------ Supplied records

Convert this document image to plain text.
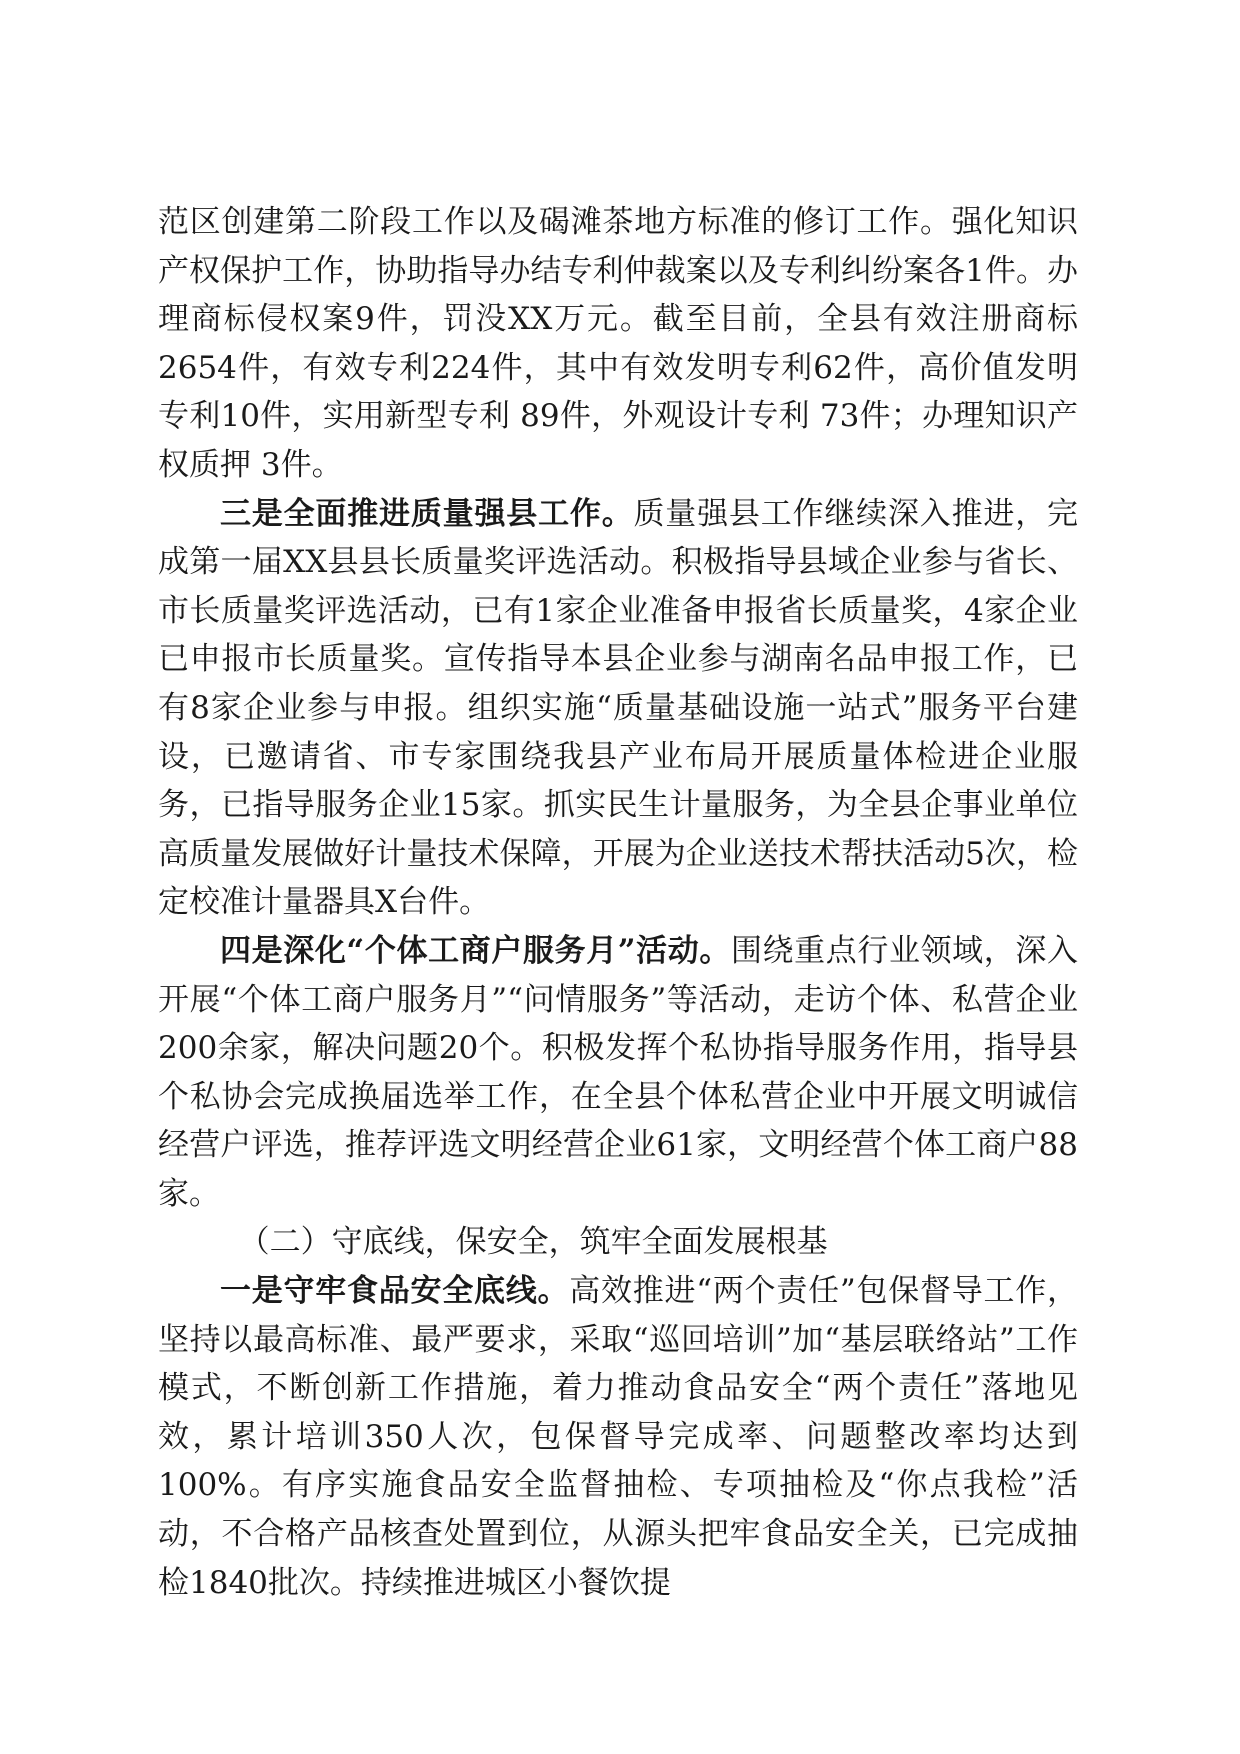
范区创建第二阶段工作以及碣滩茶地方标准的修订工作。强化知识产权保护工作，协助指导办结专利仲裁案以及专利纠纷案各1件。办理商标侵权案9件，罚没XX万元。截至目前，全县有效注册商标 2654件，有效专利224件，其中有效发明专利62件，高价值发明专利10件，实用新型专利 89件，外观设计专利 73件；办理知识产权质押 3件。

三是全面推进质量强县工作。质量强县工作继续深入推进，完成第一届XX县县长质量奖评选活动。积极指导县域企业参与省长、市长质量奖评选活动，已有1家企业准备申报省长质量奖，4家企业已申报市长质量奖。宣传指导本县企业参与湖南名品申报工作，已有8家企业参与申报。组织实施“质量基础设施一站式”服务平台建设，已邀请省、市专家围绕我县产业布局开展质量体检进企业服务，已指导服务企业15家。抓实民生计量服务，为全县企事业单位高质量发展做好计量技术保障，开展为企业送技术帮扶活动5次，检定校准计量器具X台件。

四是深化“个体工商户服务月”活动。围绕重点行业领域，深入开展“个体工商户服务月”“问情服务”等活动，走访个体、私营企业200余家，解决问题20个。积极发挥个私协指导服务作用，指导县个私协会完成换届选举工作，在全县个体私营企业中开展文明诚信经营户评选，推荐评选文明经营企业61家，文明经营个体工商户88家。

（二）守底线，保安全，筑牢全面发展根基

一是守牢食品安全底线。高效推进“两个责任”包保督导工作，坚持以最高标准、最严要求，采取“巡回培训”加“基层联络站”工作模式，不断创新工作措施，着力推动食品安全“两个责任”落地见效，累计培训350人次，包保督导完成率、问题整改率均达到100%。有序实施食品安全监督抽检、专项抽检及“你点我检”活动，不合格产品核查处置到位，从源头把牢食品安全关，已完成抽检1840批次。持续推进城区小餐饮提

------------
------ Supplied records

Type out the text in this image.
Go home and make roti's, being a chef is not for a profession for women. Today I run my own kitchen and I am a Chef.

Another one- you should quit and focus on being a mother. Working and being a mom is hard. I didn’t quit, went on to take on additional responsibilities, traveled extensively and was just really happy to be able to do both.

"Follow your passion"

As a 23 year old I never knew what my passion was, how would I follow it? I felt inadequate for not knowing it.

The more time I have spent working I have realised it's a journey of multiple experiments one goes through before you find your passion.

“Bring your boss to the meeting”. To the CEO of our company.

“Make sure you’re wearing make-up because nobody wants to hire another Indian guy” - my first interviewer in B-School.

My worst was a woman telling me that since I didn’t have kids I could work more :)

------------

**Problem to work on:**
Find all lines holding the string "make" and copy them.

**Exercise answer:**
Go home and make roti's, being a chef is not for a profession for women. Today I run my own kitchen and I am a Chef.
“Make sure you’re wearing make-up because nobody wants to hire another Indian guy” - my first interviewer in B-School.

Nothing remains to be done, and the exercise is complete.